Stored entries
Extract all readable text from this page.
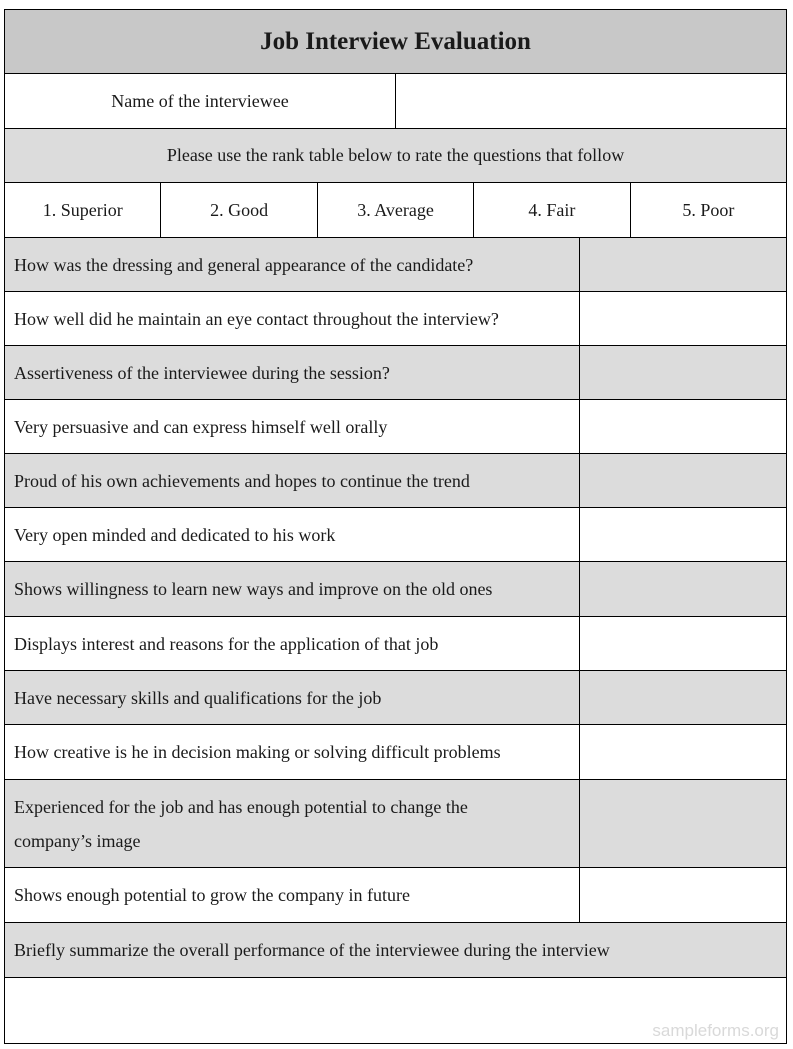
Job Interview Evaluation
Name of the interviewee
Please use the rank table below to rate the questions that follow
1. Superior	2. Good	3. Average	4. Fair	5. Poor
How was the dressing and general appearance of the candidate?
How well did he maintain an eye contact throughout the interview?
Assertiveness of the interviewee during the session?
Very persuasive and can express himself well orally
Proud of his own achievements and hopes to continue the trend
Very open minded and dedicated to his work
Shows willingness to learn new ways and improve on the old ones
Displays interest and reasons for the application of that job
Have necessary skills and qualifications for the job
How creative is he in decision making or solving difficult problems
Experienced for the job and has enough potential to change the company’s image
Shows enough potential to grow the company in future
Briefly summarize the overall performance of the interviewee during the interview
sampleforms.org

→ YOUR GOAL: Copy out each line in the listing that has the word "Shows".

→ SOLUTION TO THIS TASK:
Shows willingness to learn new ways and improve on the old ones
Shows enough potential to grow the company in future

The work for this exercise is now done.